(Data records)
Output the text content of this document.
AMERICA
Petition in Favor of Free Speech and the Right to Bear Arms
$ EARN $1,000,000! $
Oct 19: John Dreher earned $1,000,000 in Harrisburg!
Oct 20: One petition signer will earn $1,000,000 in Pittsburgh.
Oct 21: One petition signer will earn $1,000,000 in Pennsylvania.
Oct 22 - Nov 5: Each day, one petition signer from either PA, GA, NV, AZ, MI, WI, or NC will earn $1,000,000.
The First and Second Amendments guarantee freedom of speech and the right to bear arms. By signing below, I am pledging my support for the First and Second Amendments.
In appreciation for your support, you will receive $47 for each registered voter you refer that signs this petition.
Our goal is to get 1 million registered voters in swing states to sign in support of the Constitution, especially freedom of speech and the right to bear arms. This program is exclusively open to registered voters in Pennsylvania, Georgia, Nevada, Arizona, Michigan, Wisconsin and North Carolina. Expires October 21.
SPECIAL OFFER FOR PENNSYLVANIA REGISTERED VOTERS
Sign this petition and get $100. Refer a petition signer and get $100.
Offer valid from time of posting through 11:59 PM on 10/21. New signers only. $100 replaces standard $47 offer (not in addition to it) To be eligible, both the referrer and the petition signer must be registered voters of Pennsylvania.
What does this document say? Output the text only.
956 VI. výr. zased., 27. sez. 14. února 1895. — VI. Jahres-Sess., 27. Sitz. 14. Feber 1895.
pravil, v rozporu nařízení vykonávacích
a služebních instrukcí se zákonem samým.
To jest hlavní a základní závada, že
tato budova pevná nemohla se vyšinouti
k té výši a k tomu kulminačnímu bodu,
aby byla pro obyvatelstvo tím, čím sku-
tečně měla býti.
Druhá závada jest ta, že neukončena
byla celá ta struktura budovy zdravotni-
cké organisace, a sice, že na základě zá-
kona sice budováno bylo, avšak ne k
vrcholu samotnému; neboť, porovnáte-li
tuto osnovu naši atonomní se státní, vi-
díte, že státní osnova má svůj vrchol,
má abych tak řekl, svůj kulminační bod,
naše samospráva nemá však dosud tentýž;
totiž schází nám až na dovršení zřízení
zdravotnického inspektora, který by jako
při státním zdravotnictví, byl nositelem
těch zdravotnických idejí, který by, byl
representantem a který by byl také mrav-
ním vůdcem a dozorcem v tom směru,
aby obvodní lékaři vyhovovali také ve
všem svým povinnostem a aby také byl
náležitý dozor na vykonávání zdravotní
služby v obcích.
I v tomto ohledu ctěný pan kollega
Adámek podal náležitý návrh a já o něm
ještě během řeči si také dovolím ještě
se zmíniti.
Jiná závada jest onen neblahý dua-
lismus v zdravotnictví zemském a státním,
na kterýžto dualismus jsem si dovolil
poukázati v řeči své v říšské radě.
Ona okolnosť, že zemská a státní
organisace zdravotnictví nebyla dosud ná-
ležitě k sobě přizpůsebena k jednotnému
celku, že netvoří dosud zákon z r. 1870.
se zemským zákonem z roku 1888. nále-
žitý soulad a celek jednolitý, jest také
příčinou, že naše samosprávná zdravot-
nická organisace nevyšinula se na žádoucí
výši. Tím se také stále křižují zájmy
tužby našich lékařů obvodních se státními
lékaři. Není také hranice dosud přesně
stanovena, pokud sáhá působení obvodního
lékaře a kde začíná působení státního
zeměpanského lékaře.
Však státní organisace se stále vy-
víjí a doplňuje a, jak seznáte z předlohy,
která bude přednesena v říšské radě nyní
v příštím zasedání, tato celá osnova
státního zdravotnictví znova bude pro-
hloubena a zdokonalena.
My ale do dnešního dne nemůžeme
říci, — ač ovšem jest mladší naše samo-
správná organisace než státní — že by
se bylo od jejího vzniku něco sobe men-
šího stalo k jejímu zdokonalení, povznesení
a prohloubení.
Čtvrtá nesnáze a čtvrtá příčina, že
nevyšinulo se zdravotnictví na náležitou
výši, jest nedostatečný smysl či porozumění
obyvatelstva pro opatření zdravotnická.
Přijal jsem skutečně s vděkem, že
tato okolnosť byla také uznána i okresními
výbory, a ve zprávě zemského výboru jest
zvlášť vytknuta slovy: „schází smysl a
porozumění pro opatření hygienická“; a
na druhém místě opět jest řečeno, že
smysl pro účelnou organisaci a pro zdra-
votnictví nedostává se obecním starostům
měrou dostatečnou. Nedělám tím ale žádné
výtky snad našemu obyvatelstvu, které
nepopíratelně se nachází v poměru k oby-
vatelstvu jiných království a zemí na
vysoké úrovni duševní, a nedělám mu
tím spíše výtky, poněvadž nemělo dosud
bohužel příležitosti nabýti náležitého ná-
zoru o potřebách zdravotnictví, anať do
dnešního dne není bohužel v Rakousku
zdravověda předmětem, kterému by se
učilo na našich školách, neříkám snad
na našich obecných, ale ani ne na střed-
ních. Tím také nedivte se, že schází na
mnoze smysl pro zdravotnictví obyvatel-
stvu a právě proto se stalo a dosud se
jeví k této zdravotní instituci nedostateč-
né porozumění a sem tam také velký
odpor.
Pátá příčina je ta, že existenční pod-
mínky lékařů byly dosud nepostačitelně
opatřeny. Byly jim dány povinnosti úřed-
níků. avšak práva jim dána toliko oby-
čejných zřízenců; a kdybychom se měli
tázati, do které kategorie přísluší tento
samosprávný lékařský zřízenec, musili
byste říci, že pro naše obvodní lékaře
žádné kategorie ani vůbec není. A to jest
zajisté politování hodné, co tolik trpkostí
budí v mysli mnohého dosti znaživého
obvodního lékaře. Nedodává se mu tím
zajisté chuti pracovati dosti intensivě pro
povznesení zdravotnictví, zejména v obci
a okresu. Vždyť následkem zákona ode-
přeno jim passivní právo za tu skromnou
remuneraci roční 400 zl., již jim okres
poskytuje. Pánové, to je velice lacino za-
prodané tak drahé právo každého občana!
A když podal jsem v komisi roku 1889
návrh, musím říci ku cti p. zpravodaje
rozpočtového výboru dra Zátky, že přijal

**YOUR INSTRUCTIONS**
Print the records above in full, exactly.

**EXERCISE RESPONSE**
Output the text content of this document.
AMERICA
Petition in Favor of Free Speech and the Right to Bear Arms
$ EARN $1,000,000! $
Oct 19: John Dreher earned $1,000,000 in Harrisburg!
Oct 20: One petition signer will earn $1,000,000 in Pittsburgh.
Oct 21: One petition signer will earn $1,000,000 in Pennsylvania.
Oct 22 - Nov 5: Each day, one petition signer from either PA, GA, NV, AZ, MI, WI, or NC will earn $1,000,000.
The First and Second Amendments guarantee freedom of speech and the right to bear arms. By signing below, I am pledging my support for the First and Second Amendments.
In appreciation for your support, you will receive $47 for each registered voter you refer that signs this petition.
Our goal is to get 1 million registered voters in swing states to sign in support of the Constitution, especially freedom of speech and the right to bear arms. This program is exclusively open to registered voters in Pennsylvania, Georgia, Nevada, Arizona, Michigan, Wisconsin and North Carolina. Expires October 21.
SPECIAL OFFER FOR PENNSYLVANIA REGISTERED VOTERS
Sign this petition and get $100. Refer a petition signer and get $100.
Offer valid from time of posting through 11:59 PM on 10/21. New signers only. $100 replaces standard $47 offer (not in addition to it) To be eligible, both the referrer and the petition signer must be registered voters of Pennsylvania.
What does this document say? Output the text only.
956 VI. výr. zased., 27. sez. 14. února 1895. — VI. Jahres-Sess., 27. Sitz. 14. Feber 1895.
pravil, v rozporu nařízení vykonávacích
a služebních instrukcí se zákonem samým.
To jest hlavní a základní závada, že
tato budova pevná nemohla se vyšinouti
k té výši a k tomu kulminačnímu bodu,
aby byla pro obyvatelstvo tím, čím sku-
tečně měla býti.
Druhá závada jest ta, že neukončena
byla celá ta struktura budovy zdravotni-
cké organisace, a sice, že na základě zá-
kona sice budováno bylo, avšak ne k
vrcholu samotnému; neboť, porovnáte-li
tuto osnovu naši atonomní se státní, vi-
díte, že státní osnova má svůj vrchol,
má abych tak řekl, svůj kulminační bod,
naše samospráva nemá však dosud tentýž;
totiž schází nám až na dovršení zřízení
zdravotnického inspektora, který by jako
při státním zdravotnictví, byl nositelem
těch zdravotnických idejí, který by, byl
representantem a který by byl také mrav-
ním vůdcem a dozorcem v tom směru,
aby obvodní lékaři vyhovovali také ve
všem svým povinnostem a aby také byl
náležitý dozor na vykonávání zdravotní
služby v obcích.
I v tomto ohledu ctěný pan kollega
Adámek podal náležitý návrh a já o něm
ještě během řeči si také dovolím ještě
se zmíniti.
Jiná závada jest onen neblahý dua-
lismus v zdravotnictví zemském a státním,
na kterýžto dualismus jsem si dovolil
poukázati v řeči své v říšské radě.
Ona okolnosť, že zemská a státní
organisace zdravotnictví nebyla dosud ná-
ležitě k sobě přizpůsebena k jednotnému
celku, že netvoří dosud zákon z r. 1870.
se zemským zákonem z roku 1888. nále-
žitý soulad a celek jednolitý, jest také
příčinou, že naše samosprávná zdravot-
nická organisace nevyšinula se na žádoucí
výši. Tím se také stále křižují zájmy
tužby našich lékařů obvodních se státními
lékaři. Není také hranice dosud přesně
stanovena, pokud sáhá působení obvodního
lékaře a kde začíná působení státního
zeměpanského lékaře.
Však státní organisace se stále vy-
víjí a doplňuje a, jak seznáte z předlohy,
která bude přednesena v říšské radě nyní
v příštím zasedání, tato celá osnova
státního zdravotnictví znova bude pro-
hloubena a zdokonalena.
My ale do dnešního dne nemůžeme
říci, — ač ovšem jest mladší naše samo-
správná organisace než státní — že by
se bylo od jejího vzniku něco sobe men-
šího stalo k jejímu zdokonalení, povznesení
a prohloubení.
Čtvrtá nesnáze a čtvrtá příčina, že
nevyšinulo se zdravotnictví na náležitou
výši, jest nedostatečný smysl či porozumění
obyvatelstva pro opatření zdravotnická.
Přijal jsem skutečně s vděkem, že
tato okolnosť byla také uznána i okresními
výbory, a ve zprávě zemského výboru jest
zvlášť vytknuta slovy: „schází smysl a
porozumění pro opatření hygienická“; a
na druhém místě opět jest řečeno, že
smysl pro účelnou organisaci a pro zdra-
votnictví nedostává se obecním starostům
měrou dostatečnou. Nedělám tím ale žádné
výtky snad našemu obyvatelstvu, které
nepopíratelně se nachází v poměru k oby-
vatelstvu jiných království a zemí na
vysoké úrovni duševní, a nedělám mu
tím spíše výtky, poněvadž nemělo dosud
bohužel příležitosti nabýti náležitého ná-
zoru o potřebách zdravotnictví, anať do
dnešního dne není bohužel v Rakousku
zdravověda předmětem, kterému by se
učilo na našich školách, neříkám snad
na našich obecných, ale ani ne na střed-
ních. Tím také nedivte se, že schází na
mnoze smysl pro zdravotnictví obyvatel-
stvu a právě proto se stalo a dosud se
jeví k této zdravotní instituci nedostateč-
né porozumění a sem tam také velký
odpor.
Pátá příčina je ta, že existenční pod-
mínky lékařů byly dosud nepostačitelně
opatřeny. Byly jim dány povinnosti úřed-
níků. avšak práva jim dána toliko oby-
čejných zřízenců; a kdybychom se měli
tázati, do které kategorie přísluší tento
samosprávný lékařský zřízenec, musili
byste říci, že pro naše obvodní lékaře
žádné kategorie ani vůbec není. A to jest
zajisté politování hodné, co tolik trpkostí
budí v mysli mnohého dosti znaživého
obvodního lékaře. Nedodává se mu tím
zajisté chuti pracovati dosti intensivě pro
povznesení zdravotnictví, zejména v obci
a okresu. Vždyť následkem zákona ode-
přeno jim passivní právo za tu skromnou
remuneraci roční 400 zl., již jim okres
poskytuje. Pánové, to je velice lacino za-
prodané tak drahé právo každého občana!
A když podal jsem v komisi roku 1889
návrh, musím říci ku cti p. zpravodaje
rozpočtového výboru dra Zátky, že přijal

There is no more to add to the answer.